- [DATA RECORDS]

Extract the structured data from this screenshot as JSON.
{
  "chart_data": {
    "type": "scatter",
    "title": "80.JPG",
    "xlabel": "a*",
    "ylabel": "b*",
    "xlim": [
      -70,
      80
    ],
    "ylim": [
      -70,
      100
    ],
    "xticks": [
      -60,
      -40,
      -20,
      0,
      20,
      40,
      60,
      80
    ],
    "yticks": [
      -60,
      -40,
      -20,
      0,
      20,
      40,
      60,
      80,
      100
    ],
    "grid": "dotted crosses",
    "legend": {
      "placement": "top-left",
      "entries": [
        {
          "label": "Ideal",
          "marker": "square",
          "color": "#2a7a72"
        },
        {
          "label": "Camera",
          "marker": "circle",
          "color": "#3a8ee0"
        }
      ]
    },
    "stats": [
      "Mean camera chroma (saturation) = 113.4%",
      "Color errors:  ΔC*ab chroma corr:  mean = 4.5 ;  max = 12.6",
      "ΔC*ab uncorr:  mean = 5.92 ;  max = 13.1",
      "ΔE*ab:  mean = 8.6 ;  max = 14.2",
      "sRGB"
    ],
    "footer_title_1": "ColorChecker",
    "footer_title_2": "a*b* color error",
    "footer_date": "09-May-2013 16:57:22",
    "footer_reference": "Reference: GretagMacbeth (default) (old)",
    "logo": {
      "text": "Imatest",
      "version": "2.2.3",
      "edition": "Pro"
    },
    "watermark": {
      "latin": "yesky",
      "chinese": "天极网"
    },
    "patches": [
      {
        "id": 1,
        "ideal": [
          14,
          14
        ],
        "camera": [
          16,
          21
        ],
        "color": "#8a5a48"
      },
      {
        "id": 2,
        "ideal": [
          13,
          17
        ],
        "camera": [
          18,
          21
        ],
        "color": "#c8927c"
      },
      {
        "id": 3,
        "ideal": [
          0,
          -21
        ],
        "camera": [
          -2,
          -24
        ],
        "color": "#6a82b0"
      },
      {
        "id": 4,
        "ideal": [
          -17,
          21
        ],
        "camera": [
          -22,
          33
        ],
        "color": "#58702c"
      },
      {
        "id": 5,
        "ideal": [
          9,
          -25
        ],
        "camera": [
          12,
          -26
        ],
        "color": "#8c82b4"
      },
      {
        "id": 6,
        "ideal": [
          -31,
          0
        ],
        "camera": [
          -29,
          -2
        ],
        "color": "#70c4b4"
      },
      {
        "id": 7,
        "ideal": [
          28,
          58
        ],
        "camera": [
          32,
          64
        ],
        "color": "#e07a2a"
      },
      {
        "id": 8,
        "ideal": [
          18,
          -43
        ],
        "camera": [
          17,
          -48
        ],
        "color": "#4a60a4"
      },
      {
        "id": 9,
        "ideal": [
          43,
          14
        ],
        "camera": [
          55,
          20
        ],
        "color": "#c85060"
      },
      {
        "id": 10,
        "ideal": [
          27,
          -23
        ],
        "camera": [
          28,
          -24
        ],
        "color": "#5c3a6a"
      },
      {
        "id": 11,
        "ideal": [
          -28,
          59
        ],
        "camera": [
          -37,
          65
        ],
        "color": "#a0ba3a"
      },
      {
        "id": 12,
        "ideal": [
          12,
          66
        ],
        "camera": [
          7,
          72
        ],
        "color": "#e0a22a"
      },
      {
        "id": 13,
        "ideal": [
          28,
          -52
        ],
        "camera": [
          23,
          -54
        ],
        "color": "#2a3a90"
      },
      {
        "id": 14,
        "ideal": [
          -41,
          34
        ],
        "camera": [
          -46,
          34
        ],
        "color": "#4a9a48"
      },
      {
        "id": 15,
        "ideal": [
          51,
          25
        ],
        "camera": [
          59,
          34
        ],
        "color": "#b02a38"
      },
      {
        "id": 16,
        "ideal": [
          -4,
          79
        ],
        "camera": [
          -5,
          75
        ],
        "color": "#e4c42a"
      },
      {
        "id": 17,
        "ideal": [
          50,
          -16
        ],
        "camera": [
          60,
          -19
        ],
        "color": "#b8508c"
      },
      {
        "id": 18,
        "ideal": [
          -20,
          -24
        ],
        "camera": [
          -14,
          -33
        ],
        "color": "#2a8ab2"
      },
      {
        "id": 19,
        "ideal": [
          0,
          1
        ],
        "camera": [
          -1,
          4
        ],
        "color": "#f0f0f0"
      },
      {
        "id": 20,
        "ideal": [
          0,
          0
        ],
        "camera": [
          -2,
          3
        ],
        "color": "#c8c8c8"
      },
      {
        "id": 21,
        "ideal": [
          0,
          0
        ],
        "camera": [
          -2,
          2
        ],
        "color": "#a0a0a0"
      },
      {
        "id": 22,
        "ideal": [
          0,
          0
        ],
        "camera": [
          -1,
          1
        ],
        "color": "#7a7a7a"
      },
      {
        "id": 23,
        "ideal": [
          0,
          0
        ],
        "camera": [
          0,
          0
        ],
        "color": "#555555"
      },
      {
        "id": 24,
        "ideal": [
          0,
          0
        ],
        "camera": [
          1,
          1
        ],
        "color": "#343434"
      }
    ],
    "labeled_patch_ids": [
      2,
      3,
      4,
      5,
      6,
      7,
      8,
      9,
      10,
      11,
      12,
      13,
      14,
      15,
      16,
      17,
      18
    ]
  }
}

- [WRITTEN TASK] From the entries above, list each line with "chroma" in it.

- [OUTPUT OF THE EXERCISE]
      "Mean camera chroma (saturation) = 113.4%",
      "Color errors:  ΔC*ab chroma corr:  mean = 4.5 ;  max = 12.6",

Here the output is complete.